begin Data provided

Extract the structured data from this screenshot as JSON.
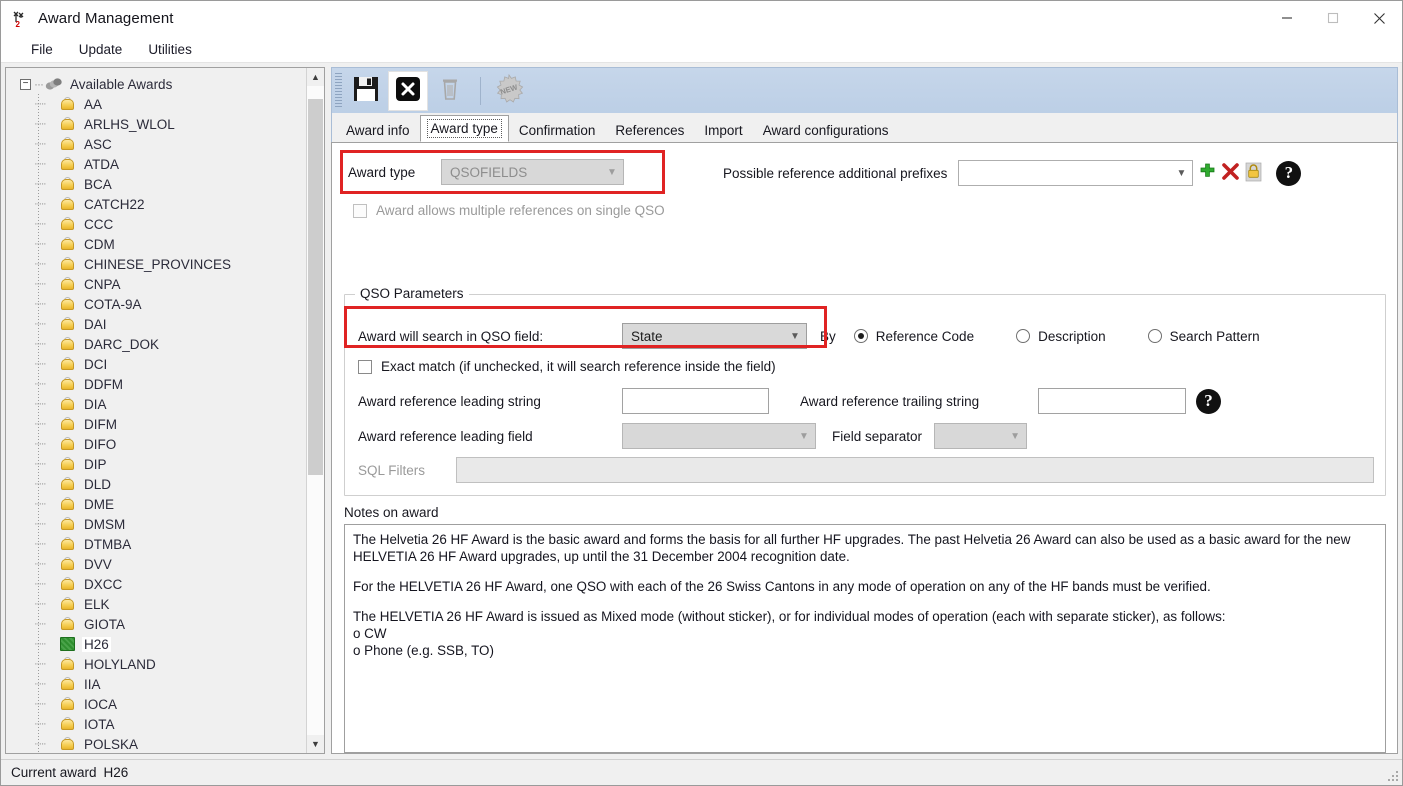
{
  "window": {
    "title": "Award Management",
    "app_icon": "antenna-icon",
    "controls": {
      "minimize": "minimize-icon",
      "maximize": "maximize-icon",
      "close": "close-icon"
    }
  },
  "menubar": {
    "items": [
      "File",
      "Update",
      "Utilities"
    ]
  },
  "sidebar": {
    "root_label": "Available Awards",
    "root_icon": "awards-stack-icon",
    "items": [
      {
        "label": "AA",
        "icon": "award-bell-icon",
        "selected": false
      },
      {
        "label": "ARLHS_WLOL",
        "icon": "award-bell-icon",
        "selected": false
      },
      {
        "label": "ASC",
        "icon": "award-bell-icon",
        "selected": false
      },
      {
        "label": "ATDA",
        "icon": "award-bell-icon",
        "selected": false
      },
      {
        "label": "BCA",
        "icon": "award-bell-icon",
        "selected": false
      },
      {
        "label": "CATCH22",
        "icon": "award-bell-icon",
        "selected": false
      },
      {
        "label": "CCC",
        "icon": "award-bell-icon",
        "selected": false
      },
      {
        "label": "CDM",
        "icon": "award-bell-icon",
        "selected": false
      },
      {
        "label": "CHINESE_PROVINCES",
        "icon": "award-bell-icon",
        "selected": false
      },
      {
        "label": "CNPA",
        "icon": "award-bell-icon",
        "selected": false
      },
      {
        "label": "COTA-9A",
        "icon": "award-bell-icon",
        "selected": false
      },
      {
        "label": "DAI",
        "icon": "award-bell-icon",
        "selected": false
      },
      {
        "label": "DARC_DOK",
        "icon": "award-bell-icon",
        "selected": false
      },
      {
        "label": "DCI",
        "icon": "award-bell-icon",
        "selected": false
      },
      {
        "label": "DDFM",
        "icon": "award-bell-icon",
        "selected": false
      },
      {
        "label": "DIA",
        "icon": "award-bell-icon",
        "selected": false
      },
      {
        "label": "DIFM",
        "icon": "award-bell-icon",
        "selected": false
      },
      {
        "label": "DIFO",
        "icon": "award-bell-icon",
        "selected": false
      },
      {
        "label": "DIP",
        "icon": "award-bell-icon",
        "selected": false
      },
      {
        "label": "DLD",
        "icon": "award-bell-icon",
        "selected": false
      },
      {
        "label": "DME",
        "icon": "award-bell-icon",
        "selected": false
      },
      {
        "label": "DMSM",
        "icon": "award-bell-icon",
        "selected": false
      },
      {
        "label": "DTMBA",
        "icon": "award-bell-icon",
        "selected": false
      },
      {
        "label": "DVV",
        "icon": "award-bell-icon",
        "selected": false
      },
      {
        "label": "DXCC",
        "icon": "award-bell-icon",
        "selected": false
      },
      {
        "label": "ELK",
        "icon": "award-bell-icon",
        "selected": false
      },
      {
        "label": "GIOTA",
        "icon": "award-bell-icon",
        "selected": false
      },
      {
        "label": "H26",
        "icon": "award-selected-icon",
        "selected": true
      },
      {
        "label": "HOLYLAND",
        "icon": "award-bell-icon",
        "selected": false
      },
      {
        "label": "IIA",
        "icon": "award-bell-icon",
        "selected": false
      },
      {
        "label": "IOCA",
        "icon": "award-bell-icon",
        "selected": false
      },
      {
        "label": "IOTA",
        "icon": "award-bell-icon",
        "selected": false
      },
      {
        "label": "POLSKA",
        "icon": "award-bell-icon",
        "selected": false
      }
    ]
  },
  "toolbar": {
    "buttons": [
      {
        "name": "save-button",
        "icon": "floppy-disk-icon",
        "enabled": true,
        "hot": false
      },
      {
        "name": "cancel-button",
        "icon": "black-x-icon",
        "enabled": true,
        "hot": true
      },
      {
        "name": "delete-button",
        "icon": "trash-icon",
        "enabled": false,
        "hot": false
      },
      {
        "name": "new-button",
        "icon": "new-starburst-icon",
        "enabled": false,
        "hot": false
      }
    ]
  },
  "tabs": [
    {
      "label": "Award info",
      "active": false
    },
    {
      "label": "Award type",
      "active": true
    },
    {
      "label": "Confirmation",
      "active": false
    },
    {
      "label": "References",
      "active": false
    },
    {
      "label": "Import",
      "active": false
    },
    {
      "label": "Award configurations",
      "active": false
    }
  ],
  "award_type_panel": {
    "award_type_label": "Award type",
    "award_type_value": "QSOFIELDS",
    "award_type_enabled": false,
    "prefixes_label": "Possible reference additional prefixes",
    "prefixes_value": "",
    "prefixes_add_icon": "green-plus-icon",
    "prefixes_delete_icon": "red-x-icon",
    "prefixes_lock_icon": "yellow-lock-icon",
    "help_icon": "question-mark-icon",
    "multiple_refs_label": "Award allows multiple references on single QSO",
    "multiple_refs_checked": false,
    "multiple_refs_enabled": false
  },
  "qso_parameters": {
    "group_title": "QSO Parameters",
    "search_field_label": "Award will search in QSO field:",
    "search_field_value": "State",
    "by_label": "By",
    "by_options": [
      {
        "label": "Reference Code",
        "selected": true
      },
      {
        "label": "Description",
        "selected": false
      },
      {
        "label": "Search Pattern",
        "selected": false
      }
    ],
    "exact_match_label": "Exact match (if unchecked, it will search reference inside the field)",
    "exact_match_checked": false,
    "leading_string_label": "Award reference leading string",
    "leading_string_value": "",
    "trailing_string_label": "Award reference trailing string",
    "trailing_string_value": "",
    "leading_field_label": "Award reference leading field",
    "leading_field_value": "",
    "field_separator_label": "Field separator",
    "field_separator_value": "",
    "sql_filters_label": "SQL Filters",
    "sql_filters_value": "",
    "help_icon": "question-mark-icon"
  },
  "notes": {
    "label": "Notes on award",
    "paragraphs": [
      "The Helvetia 26 HF Award is the basic award and forms the basis for all further HF upgrades. The past Helvetia 26 Award can also be used as a basic award for the new HELVETIA 26 HF Award upgrades, up until the 31 December 2004 recognition date.",
      "For the HELVETIA 26 HF Award, one QSO with each of the 26 Swiss Cantons in any mode of operation on any of the HF bands must be verified.",
      "The HELVETIA 26 HF Award is issued as Mixed mode (without sticker), or for individual modes of operation (each with separate sticker), as follows:\no CW\no Phone (e.g. SSB, TO)"
    ]
  },
  "statusbar": {
    "label": "Current award",
    "value": "H26",
    "grip_icon": "resize-grip-icon"
  },
  "colors": {
    "annotation": "#e02323",
    "toolbar_bg": "#c6d6ea",
    "selected_award": "#2f8f2f"
  }
}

end Data provided

| What you are asked to do |
Every line in the data above that contains "question" needs to be copied.

| Response to this task |
    "help_icon": "question-mark-icon",
    "help_icon": "question-mark-icon"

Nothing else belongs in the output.